> Exercise
Pick out each line containing the string "основных" and copy it.

··· Listed records

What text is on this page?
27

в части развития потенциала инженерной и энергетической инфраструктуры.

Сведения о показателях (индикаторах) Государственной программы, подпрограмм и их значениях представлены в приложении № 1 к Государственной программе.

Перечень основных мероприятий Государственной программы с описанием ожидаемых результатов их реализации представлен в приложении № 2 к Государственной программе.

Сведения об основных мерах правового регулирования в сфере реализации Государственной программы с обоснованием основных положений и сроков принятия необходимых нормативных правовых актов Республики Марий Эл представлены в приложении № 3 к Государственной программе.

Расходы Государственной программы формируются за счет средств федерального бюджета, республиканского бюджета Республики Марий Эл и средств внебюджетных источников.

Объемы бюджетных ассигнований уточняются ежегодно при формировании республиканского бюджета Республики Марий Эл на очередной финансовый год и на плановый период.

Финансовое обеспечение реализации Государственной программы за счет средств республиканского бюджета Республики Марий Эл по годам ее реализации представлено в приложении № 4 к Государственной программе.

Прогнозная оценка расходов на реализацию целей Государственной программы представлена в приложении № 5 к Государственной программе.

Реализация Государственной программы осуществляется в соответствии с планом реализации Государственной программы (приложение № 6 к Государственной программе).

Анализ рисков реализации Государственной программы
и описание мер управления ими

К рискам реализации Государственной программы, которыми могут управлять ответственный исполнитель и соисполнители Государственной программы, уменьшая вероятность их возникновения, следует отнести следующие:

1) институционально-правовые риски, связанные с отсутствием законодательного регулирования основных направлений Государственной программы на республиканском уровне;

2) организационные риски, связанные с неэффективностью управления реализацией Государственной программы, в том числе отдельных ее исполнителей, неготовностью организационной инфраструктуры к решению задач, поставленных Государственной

······

> Finished exercise
Перечень основных мероприятий Государственной программы с описанием ожидаемых результатов их реализации представлен в приложении № 2 к Государственной программе.
Сведения об основных мерах правового регулирования в сфере реализации Государственной программы с обоснованием основных положений и сроков принятия необходимых нормативных правовых актов Республики Марий Эл представлены в приложении № 3 к Государственной программе.
1) институционально-правовые риски, связанные с отсутствием законодательного регулирования основных направлений Государственной программы на республиканском уровне;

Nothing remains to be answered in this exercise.